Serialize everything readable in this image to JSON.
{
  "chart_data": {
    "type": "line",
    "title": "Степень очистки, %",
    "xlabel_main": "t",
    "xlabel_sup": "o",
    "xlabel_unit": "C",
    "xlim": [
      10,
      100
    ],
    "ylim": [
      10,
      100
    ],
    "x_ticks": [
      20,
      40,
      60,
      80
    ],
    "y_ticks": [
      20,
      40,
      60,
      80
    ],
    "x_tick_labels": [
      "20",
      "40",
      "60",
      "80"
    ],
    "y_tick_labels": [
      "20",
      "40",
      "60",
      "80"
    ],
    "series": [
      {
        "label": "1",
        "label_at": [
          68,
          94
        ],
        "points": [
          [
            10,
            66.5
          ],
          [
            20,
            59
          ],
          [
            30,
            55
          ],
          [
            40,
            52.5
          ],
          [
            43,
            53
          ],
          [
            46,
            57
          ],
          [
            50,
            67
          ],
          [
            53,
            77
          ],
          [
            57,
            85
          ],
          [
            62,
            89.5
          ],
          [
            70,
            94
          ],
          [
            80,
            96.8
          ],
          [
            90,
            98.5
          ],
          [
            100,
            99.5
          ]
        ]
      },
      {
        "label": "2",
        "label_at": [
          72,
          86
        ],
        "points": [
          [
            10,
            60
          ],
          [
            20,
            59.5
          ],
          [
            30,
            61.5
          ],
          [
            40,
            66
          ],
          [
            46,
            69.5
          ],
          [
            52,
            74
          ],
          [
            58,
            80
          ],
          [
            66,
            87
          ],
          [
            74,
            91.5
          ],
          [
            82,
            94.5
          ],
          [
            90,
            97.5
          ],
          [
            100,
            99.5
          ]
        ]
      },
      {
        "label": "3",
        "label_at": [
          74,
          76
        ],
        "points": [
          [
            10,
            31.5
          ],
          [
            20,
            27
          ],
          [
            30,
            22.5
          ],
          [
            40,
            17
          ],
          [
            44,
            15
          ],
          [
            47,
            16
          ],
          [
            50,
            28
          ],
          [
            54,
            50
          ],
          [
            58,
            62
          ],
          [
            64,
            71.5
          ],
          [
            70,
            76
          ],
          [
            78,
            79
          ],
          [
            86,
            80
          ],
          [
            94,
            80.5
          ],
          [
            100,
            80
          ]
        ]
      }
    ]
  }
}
* * *
● **Job**: Repeat the data verbatim.

● **Task answer**:
Serialize everything readable in this image to JSON.
{
  "chart_data": {
    "type": "line",
    "title": "Степень очистки, %",
    "xlabel_main": "t",
    "xlabel_sup": "o",
    "xlabel_unit": "C",
    "xlim": [
      10,
      100
    ],
    "ylim": [
      10,
      100
    ],
    "x_ticks": [
      20,
      40,
      60,
      80
    ],
    "y_ticks": [
      20,
      40,
      60,
      80
    ],
    "x_tick_labels": [
      "20",
      "40",
      "60",
      "80"
    ],
    "y_tick_labels": [
      "20",
      "40",
      "60",
      "80"
    ],
    "series": [
      {
        "label": "1",
        "label_at": [
          68,
          94
        ],
        "points": [
          [
            10,
            66.5
          ],
          [
            20,
            59
          ],
          [
            30,
            55
          ],
          [
            40,
            52.5
          ],
          [
            43,
            53
          ],
          [
            46,
            57
          ],
          [
            50,
            67
          ],
          [
            53,
            77
          ],
          [
            57,
            85
          ],
          [
            62,
            89.5
          ],
          [
            70,
            94
          ],
          [
            80,
            96.8
          ],
          [
            90,
            98.5
          ],
          [
            100,
            99.5
          ]
        ]
      },
      {
        "label": "2",
        "label_at": [
          72,
          86
        ],
        "points": [
          [
            10,
            60
          ],
          [
            20,
            59.5
          ],
          [
            30,
            61.5
          ],
          [
            40,
            66
          ],
          [
            46,
            69.5
          ],
          [
            52,
            74
          ],
          [
            58,
            80
          ],
          [
            66,
            87
          ],
          [
            74,
            91.5
          ],
          [
            82,
            94.5
          ],
          [
            90,
            97.5
          ],
          [
            100,
            99.5
          ]
        ]
      },
      {
        "label": "3",
        "label_at": [
          74,
          76
        ],
        "points": [
          [
            10,
            31.5
          ],
          [
            20,
            27
          ],
          [
            30,
            22.5
          ],
          [
            40,
            17
          ],
          [
            44,
            15
          ],
          [
            47,
            16
          ],
          [
            50,
            28
          ],
          [
            54,
            50
          ],
          [
            58,
            62
          ],
          [
            64,
            71.5
          ],
          [
            70,
            76
          ],
          [
            78,
            79
          ],
          [
            86,
            80
          ],
          [
            94,
            80.5
          ],
          [
            100,
            80
          ]
        ]
      }
    ]
  }
}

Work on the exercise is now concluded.